- _RECORDS FOR THIS EXERCISE_:
-------

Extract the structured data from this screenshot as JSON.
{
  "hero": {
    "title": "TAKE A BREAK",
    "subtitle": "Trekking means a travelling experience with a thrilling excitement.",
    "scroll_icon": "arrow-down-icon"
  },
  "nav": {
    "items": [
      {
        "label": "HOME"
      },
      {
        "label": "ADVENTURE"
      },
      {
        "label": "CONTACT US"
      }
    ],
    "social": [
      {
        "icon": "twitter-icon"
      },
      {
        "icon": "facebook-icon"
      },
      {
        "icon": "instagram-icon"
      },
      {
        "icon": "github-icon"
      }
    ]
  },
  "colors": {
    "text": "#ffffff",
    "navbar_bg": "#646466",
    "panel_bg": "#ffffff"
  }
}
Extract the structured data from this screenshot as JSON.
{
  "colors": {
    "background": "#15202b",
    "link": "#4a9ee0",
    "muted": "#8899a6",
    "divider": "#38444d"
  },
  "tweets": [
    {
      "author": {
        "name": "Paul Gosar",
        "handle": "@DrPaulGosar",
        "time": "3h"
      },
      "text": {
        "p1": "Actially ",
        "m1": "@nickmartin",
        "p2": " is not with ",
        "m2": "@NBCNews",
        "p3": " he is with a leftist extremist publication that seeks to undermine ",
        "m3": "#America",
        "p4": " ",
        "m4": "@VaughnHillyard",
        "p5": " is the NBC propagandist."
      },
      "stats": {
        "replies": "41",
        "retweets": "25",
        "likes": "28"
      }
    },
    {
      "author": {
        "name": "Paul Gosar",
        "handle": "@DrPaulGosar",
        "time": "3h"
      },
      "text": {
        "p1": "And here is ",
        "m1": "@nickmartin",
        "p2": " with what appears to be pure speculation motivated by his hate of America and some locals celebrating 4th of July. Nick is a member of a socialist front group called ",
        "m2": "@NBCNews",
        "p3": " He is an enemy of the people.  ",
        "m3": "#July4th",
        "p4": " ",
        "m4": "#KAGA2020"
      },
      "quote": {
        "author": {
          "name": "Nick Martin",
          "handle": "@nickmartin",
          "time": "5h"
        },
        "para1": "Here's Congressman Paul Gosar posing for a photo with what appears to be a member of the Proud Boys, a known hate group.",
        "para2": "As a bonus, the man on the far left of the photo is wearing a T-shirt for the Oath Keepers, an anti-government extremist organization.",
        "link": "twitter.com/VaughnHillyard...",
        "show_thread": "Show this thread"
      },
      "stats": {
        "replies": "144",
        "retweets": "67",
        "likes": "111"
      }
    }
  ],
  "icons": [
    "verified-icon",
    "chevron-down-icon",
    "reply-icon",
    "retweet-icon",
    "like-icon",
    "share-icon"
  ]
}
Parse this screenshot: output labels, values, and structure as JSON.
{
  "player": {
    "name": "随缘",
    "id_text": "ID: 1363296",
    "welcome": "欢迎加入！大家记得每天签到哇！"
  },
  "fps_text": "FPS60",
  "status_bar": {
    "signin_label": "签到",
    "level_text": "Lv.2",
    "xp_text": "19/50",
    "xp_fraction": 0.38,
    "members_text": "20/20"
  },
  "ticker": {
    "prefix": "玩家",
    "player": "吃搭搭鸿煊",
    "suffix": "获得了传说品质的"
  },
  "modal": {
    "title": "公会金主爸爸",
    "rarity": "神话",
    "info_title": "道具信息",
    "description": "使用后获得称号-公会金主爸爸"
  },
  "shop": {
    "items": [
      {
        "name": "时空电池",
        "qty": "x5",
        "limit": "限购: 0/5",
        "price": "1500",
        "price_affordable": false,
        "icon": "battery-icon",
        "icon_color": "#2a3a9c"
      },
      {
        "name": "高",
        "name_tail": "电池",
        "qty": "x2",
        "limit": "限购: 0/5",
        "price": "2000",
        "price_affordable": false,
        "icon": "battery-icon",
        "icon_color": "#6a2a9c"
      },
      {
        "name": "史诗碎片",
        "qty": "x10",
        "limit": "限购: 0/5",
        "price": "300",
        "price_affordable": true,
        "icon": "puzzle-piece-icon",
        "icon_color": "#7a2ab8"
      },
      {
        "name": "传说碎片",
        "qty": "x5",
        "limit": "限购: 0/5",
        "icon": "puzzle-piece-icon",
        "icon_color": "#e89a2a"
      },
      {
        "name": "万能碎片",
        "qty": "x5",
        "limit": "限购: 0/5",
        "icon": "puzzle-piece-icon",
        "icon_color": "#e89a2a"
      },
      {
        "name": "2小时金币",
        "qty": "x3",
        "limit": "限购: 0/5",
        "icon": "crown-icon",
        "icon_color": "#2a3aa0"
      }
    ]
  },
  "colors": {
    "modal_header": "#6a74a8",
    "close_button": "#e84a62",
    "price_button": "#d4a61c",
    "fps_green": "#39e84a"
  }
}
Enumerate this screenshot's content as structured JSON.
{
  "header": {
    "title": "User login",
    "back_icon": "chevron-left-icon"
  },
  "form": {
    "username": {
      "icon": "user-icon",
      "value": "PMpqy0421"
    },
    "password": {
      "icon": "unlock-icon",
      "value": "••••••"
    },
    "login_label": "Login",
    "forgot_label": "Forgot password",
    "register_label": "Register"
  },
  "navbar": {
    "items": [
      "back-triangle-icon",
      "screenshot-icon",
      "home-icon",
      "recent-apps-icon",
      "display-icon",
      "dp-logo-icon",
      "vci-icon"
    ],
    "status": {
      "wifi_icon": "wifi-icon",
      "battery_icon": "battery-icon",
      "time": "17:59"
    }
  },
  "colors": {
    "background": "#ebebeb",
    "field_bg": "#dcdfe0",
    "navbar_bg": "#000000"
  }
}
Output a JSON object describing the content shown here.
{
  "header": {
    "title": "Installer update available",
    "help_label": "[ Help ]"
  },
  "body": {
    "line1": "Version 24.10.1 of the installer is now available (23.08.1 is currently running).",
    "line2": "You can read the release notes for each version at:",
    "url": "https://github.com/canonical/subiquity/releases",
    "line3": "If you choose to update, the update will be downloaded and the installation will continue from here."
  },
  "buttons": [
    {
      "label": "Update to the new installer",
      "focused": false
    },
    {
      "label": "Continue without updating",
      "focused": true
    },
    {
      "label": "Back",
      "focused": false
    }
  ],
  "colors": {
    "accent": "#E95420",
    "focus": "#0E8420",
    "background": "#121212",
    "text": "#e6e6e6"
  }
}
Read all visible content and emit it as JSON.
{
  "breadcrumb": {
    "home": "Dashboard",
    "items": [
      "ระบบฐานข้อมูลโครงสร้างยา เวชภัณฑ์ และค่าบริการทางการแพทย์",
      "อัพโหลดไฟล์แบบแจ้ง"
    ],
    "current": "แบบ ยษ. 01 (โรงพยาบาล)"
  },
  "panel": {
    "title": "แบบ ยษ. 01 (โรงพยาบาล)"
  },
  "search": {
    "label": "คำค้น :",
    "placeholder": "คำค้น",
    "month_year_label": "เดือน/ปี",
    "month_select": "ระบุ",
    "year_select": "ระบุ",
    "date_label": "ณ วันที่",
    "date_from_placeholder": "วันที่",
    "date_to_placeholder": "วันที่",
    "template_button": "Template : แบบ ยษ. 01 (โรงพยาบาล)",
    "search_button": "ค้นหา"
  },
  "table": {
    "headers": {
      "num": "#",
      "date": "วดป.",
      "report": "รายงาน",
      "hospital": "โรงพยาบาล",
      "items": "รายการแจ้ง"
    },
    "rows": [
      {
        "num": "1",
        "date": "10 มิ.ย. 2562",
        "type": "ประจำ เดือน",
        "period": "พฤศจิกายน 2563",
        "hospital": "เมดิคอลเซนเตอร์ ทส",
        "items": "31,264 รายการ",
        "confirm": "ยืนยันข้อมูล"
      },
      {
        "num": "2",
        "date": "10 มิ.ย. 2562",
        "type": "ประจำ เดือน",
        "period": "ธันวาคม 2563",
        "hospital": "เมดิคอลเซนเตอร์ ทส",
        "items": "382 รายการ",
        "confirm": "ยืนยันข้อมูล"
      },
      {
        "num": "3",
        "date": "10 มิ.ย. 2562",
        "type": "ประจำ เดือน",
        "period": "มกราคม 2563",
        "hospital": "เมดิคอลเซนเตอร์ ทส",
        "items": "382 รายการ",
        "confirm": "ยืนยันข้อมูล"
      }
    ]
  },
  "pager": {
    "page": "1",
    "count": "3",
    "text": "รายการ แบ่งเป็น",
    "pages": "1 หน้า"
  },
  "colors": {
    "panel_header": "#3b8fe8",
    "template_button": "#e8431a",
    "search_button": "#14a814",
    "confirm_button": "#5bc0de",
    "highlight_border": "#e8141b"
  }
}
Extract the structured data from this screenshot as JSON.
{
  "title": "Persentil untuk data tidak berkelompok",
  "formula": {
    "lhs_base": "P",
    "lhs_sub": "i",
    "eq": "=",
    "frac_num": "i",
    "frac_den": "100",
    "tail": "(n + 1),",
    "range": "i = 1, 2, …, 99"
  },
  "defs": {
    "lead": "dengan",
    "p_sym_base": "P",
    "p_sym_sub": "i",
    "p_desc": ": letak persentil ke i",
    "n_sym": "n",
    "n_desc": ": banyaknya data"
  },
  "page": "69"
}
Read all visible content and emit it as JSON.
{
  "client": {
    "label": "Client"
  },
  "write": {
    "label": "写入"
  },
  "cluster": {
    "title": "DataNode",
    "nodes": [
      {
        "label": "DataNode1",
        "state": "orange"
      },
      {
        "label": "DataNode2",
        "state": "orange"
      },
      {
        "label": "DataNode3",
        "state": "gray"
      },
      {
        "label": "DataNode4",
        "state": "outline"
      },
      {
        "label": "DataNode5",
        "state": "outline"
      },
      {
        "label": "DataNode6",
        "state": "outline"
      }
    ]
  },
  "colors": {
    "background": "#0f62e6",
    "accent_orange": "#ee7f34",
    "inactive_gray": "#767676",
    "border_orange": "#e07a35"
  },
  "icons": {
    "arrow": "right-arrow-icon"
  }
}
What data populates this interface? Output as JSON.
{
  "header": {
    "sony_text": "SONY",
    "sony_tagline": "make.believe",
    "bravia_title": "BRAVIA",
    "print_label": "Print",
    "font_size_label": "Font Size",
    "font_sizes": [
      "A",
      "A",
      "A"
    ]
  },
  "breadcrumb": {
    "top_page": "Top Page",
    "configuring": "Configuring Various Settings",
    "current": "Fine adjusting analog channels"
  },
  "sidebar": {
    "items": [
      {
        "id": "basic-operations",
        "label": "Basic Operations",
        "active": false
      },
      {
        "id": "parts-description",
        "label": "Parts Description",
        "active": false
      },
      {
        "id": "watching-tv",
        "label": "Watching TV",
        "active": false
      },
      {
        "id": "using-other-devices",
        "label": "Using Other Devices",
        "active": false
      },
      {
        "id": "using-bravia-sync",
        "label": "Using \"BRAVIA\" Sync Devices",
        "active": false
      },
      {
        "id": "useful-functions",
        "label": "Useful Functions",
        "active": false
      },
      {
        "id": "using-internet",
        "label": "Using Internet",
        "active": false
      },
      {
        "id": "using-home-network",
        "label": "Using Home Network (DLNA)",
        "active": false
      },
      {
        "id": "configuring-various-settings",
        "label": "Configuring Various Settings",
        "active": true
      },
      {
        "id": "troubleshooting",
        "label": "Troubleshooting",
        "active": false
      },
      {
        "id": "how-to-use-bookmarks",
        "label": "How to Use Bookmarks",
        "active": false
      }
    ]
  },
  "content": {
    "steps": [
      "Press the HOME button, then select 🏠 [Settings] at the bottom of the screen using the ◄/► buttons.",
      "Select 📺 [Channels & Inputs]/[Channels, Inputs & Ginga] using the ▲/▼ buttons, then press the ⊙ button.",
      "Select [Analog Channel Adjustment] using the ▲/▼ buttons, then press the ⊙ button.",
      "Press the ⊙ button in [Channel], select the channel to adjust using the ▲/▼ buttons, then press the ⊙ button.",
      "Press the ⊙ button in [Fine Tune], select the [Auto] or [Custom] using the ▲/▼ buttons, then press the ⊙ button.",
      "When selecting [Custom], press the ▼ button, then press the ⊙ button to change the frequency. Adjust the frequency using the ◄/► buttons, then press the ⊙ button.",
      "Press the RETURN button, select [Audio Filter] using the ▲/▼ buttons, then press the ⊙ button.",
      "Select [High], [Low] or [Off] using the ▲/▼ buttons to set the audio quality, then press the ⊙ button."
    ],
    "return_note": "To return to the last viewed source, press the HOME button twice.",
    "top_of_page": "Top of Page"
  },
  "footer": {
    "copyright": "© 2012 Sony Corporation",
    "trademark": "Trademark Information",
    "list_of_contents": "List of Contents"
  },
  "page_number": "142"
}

-------

- _AIM OF THE EXERCISE_: Scan the records above, count the lines with "true" in them, and give only the number.

- _FULL SOLUTION_: 3